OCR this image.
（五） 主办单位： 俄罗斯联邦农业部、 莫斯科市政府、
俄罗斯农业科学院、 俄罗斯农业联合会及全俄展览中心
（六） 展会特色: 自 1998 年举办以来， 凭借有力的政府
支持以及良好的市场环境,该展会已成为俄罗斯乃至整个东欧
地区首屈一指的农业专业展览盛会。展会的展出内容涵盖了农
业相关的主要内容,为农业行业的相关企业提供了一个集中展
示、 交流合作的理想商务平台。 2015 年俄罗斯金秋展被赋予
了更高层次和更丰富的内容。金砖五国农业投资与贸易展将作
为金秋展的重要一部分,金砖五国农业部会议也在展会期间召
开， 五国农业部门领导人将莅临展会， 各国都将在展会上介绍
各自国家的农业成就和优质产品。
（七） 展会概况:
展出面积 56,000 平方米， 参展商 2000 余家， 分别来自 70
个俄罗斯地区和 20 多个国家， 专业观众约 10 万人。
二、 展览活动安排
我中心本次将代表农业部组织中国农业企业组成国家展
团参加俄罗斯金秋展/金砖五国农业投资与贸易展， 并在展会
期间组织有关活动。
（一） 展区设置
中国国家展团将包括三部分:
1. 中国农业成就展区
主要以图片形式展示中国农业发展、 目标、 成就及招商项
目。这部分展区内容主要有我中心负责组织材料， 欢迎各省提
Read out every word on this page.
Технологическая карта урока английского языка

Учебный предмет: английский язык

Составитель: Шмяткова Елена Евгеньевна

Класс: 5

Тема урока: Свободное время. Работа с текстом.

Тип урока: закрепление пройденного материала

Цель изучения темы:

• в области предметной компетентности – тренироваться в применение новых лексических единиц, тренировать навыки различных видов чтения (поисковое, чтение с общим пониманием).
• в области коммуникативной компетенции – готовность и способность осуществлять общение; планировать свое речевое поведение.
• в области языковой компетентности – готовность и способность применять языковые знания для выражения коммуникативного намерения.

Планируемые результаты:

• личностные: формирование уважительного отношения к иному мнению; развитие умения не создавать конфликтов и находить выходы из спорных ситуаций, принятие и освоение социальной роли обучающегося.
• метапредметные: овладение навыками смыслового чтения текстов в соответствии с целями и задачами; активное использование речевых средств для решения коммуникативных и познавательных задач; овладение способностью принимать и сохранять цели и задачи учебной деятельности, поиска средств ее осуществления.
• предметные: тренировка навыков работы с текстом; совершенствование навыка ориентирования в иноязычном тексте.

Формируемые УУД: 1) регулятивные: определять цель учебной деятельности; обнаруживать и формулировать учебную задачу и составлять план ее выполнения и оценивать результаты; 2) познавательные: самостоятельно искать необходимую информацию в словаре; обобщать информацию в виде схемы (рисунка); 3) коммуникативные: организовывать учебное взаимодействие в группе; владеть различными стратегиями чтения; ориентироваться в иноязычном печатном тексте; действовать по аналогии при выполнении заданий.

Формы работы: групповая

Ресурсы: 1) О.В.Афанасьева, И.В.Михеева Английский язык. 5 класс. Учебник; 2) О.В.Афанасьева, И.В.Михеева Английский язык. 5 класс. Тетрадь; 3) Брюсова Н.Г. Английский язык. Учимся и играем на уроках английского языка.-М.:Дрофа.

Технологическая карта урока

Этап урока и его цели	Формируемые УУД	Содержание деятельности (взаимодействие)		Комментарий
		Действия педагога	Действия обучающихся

-------

Aim:
Each line above is to be repeated exactly.

Exercise response:
OCR this image.
（五） 主办单位： 俄罗斯联邦农业部、 莫斯科市政府、
俄罗斯农业科学院、 俄罗斯农业联合会及全俄展览中心
（六） 展会特色: 自 1998 年举办以来， 凭借有力的政府
支持以及良好的市场环境,该展会已成为俄罗斯乃至整个东欧
地区首屈一指的农业专业展览盛会。展会的展出内容涵盖了农
业相关的主要内容,为农业行业的相关企业提供了一个集中展
示、 交流合作的理想商务平台。 2015 年俄罗斯金秋展被赋予
了更高层次和更丰富的内容。金砖五国农业投资与贸易展将作
为金秋展的重要一部分,金砖五国农业部会议也在展会期间召
开， 五国农业部门领导人将莅临展会， 各国都将在展会上介绍
各自国家的农业成就和优质产品。
（七） 展会概况:
展出面积 56,000 平方米， 参展商 2000 余家， 分别来自 70
个俄罗斯地区和 20 多个国家， 专业观众约 10 万人。
二、 展览活动安排
我中心本次将代表农业部组织中国农业企业组成国家展
团参加俄罗斯金秋展/金砖五国农业投资与贸易展， 并在展会
期间组织有关活动。
（一） 展区设置
中国国家展团将包括三部分:
1. 中国农业成就展区
主要以图片形式展示中国农业发展、 目标、 成就及招商项
目。这部分展区内容主要有我中心负责组织材料， 欢迎各省提
Read out every word on this page.
Технологическая карта урока английского языка

Учебный предмет: английский язык

Составитель: Шмяткова Елена Евгеньевна

Класс: 5

Тема урока: Свободное время. Работа с текстом.

Тип урока: закрепление пройденного материала

Цель изучения темы:

• в области предметной компетентности – тренироваться в применение новых лексических единиц, тренировать навыки различных видов чтения (поисковое, чтение с общим пониманием).
• в области коммуникативной компетенции – готовность и способность осуществлять общение; планировать свое речевое поведение.
• в области языковой компетентности – готовность и способность применять языковые знания для выражения коммуникативного намерения.

Планируемые результаты:

• личностные: формирование уважительного отношения к иному мнению; развитие умения не создавать конфликтов и находить выходы из спорных ситуаций, принятие и освоение социальной роли обучающегося.
• метапредметные: овладение навыками смыслового чтения текстов в соответствии с целями и задачами; активное использование речевых средств для решения коммуникативных и познавательных задач; овладение способностью принимать и сохранять цели и задачи учебной деятельности, поиска средств ее осуществления.
• предметные: тренировка навыков работы с текстом; совершенствование навыка ориентирования в иноязычном тексте.

Формируемые УУД: 1) регулятивные: определять цель учебной деятельности; обнаруживать и формулировать учебную задачу и составлять план ее выполнения и оценивать результаты; 2) познавательные: самостоятельно искать необходимую информацию в словаре; обобщать информацию в виде схемы (рисунка); 3) коммуникативные: организовывать учебное взаимодействие в группе; владеть различными стратегиями чтения; ориентироваться в иноязычном печатном тексте; действовать по аналогии при выполнении заданий.

Формы работы: групповая

Ресурсы: 1) О.В.Афанасьева, И.В.Михеева Английский язык. 5 класс. Учебник; 2) О.В.Афанасьева, И.В.Михеева Английский язык. 5 класс. Тетрадь; 3) Брюсова Н.Г. Английский язык. Учимся и играем на уроках английского языка.-М.:Дрофа.

Технологическая карта урока

Этап урока и его цели	Формируемые УУД	Содержание деятельности (взаимодействие)		Комментарий
		Действия педагога	Действия обучающихся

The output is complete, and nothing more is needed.